• Supplied data
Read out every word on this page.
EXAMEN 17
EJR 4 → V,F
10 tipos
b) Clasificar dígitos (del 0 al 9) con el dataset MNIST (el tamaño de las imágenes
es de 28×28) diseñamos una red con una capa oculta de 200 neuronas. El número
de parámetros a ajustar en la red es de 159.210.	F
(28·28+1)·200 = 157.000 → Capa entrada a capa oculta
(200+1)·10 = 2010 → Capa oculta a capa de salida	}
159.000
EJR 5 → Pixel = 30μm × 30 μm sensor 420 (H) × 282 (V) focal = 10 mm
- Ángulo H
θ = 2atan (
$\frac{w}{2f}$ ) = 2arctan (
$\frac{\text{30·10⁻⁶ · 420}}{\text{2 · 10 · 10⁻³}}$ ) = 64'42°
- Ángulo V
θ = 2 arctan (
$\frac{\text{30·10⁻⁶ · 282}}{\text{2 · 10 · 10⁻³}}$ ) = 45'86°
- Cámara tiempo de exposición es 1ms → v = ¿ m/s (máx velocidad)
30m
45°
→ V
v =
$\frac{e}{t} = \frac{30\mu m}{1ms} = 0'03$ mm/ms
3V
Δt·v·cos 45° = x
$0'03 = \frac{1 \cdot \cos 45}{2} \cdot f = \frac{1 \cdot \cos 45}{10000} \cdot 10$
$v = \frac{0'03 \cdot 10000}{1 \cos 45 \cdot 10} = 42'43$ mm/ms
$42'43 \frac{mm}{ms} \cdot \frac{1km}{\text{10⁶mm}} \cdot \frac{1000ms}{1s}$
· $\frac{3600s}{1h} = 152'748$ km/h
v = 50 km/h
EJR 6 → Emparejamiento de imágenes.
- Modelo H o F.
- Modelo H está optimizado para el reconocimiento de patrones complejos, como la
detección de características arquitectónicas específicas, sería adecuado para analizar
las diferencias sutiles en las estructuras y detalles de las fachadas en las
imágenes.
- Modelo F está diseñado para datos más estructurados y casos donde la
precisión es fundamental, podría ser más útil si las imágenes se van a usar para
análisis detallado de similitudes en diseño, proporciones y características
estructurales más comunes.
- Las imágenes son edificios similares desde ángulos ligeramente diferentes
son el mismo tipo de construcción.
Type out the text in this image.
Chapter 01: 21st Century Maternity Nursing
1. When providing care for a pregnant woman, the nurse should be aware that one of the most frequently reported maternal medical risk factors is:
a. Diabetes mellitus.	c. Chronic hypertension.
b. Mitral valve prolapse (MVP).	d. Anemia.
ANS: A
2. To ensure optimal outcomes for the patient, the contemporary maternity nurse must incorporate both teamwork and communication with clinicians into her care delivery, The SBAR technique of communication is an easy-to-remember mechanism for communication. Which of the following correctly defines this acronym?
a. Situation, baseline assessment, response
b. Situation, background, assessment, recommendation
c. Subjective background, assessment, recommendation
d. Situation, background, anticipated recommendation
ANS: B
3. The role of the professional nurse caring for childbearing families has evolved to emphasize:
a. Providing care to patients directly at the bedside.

• Task description
Lines with the word "está" in them should be copied from the preceding records.

• Answer for the task
- Modelo H está optimizado para el reconocimiento de patrones complejos, como la
- Modelo F está diseñado para datos más estructurados y casos donde la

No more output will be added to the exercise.